[Objective]
Write out the full listing again, exactly as it stands.

************

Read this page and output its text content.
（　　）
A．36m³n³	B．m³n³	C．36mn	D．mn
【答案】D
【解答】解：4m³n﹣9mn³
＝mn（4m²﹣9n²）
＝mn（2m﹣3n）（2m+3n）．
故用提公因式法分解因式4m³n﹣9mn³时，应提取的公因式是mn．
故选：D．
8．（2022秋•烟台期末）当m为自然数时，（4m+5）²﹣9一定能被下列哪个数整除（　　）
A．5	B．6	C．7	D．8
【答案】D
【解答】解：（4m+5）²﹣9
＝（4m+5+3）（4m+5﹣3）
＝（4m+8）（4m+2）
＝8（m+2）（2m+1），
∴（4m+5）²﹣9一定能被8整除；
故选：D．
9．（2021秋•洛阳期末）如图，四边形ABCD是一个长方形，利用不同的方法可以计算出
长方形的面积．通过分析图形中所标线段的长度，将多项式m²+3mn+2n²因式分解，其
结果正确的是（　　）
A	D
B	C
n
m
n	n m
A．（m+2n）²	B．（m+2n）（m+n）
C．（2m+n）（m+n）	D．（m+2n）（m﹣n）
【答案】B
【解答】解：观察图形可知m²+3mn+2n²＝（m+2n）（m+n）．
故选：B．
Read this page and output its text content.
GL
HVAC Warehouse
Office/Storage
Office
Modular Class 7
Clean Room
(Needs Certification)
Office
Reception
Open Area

************

[Completed exercise]
Read this page and output its text content.
（　　）
A．36m³n³	B．m³n³	C．36mn	D．mn
【答案】D
【解答】解：4m³n﹣9mn³
＝mn（4m²﹣9n²）
＝mn（2m﹣3n）（2m+3n）．
故用提公因式法分解因式4m³n﹣9mn³时，应提取的公因式是mn．
故选：D．
8．（2022秋•烟台期末）当m为自然数时，（4m+5）²﹣9一定能被下列哪个数整除（　　）
A．5	B．6	C．7	D．8
【答案】D
【解答】解：（4m+5）²﹣9
＝（4m+5+3）（4m+5﹣3）
＝（4m+8）（4m+2）
＝8（m+2）（2m+1），
∴（4m+5）²﹣9一定能被8整除；
故选：D．
9．（2021秋•洛阳期末）如图，四边形ABCD是一个长方形，利用不同的方法可以计算出
长方形的面积．通过分析图形中所标线段的长度，将多项式m²+3mn+2n²因式分解，其
结果正确的是（　　）
A	D
B	C
n
m
n	n m
A．（m+2n）²	B．（m+2n）（m+n）
C．（2m+n）（m+n）	D．（m+2n）（m﹣n）
【答案】B
【解答】解：观察图形可知m²+3mn+2n²＝（m+2n）（m+n）．
故选：B．
Read this page and output its text content.
GL
HVAC Warehouse
Office/Storage
Office
Modular Class 7
Clean Room
(Needs Certification)
Office
Reception
Open Area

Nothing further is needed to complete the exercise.